_Source records_
++++

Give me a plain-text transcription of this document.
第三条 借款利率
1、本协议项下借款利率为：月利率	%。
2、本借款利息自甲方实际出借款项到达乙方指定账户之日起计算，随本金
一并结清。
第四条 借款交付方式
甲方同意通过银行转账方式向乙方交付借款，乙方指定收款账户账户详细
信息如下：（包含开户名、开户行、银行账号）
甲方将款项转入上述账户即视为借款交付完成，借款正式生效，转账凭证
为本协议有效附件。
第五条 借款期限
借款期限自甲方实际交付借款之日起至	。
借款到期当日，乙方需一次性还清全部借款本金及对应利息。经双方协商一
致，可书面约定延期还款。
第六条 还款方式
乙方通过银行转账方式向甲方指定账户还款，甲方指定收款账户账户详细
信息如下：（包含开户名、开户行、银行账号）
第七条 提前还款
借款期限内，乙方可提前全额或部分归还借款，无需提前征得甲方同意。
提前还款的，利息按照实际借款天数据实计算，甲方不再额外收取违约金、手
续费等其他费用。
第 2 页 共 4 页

++++

_PROMPT_
Return the material in full, exactly as shown.

_RESPONSE TO THIS TASK_
Give me a plain-text transcription of this document.
第三条 借款利率
1、本协议项下借款利率为：月利率	%。
2、本借款利息自甲方实际出借款项到达乙方指定账户之日起计算，随本金
一并结清。
第四条 借款交付方式
甲方同意通过银行转账方式向乙方交付借款，乙方指定收款账户账户详细
信息如下：（包含开户名、开户行、银行账号）
甲方将款项转入上述账户即视为借款交付完成，借款正式生效，转账凭证
为本协议有效附件。
第五条 借款期限
借款期限自甲方实际交付借款之日起至	。
借款到期当日，乙方需一次性还清全部借款本金及对应利息。经双方协商一
致，可书面约定延期还款。
第六条 还款方式
乙方通过银行转账方式向甲方指定账户还款，甲方指定收款账户账户详细
信息如下：（包含开户名、开户行、银行账号）
第七条 提前还款
借款期限内，乙方可提前全额或部分归还借款，无需提前征得甲方同意。
提前还款的，利息按照实际借款天数据实计算，甲方不再额外收取违约金、手
续费等其他费用。
第 2 页 共 4 页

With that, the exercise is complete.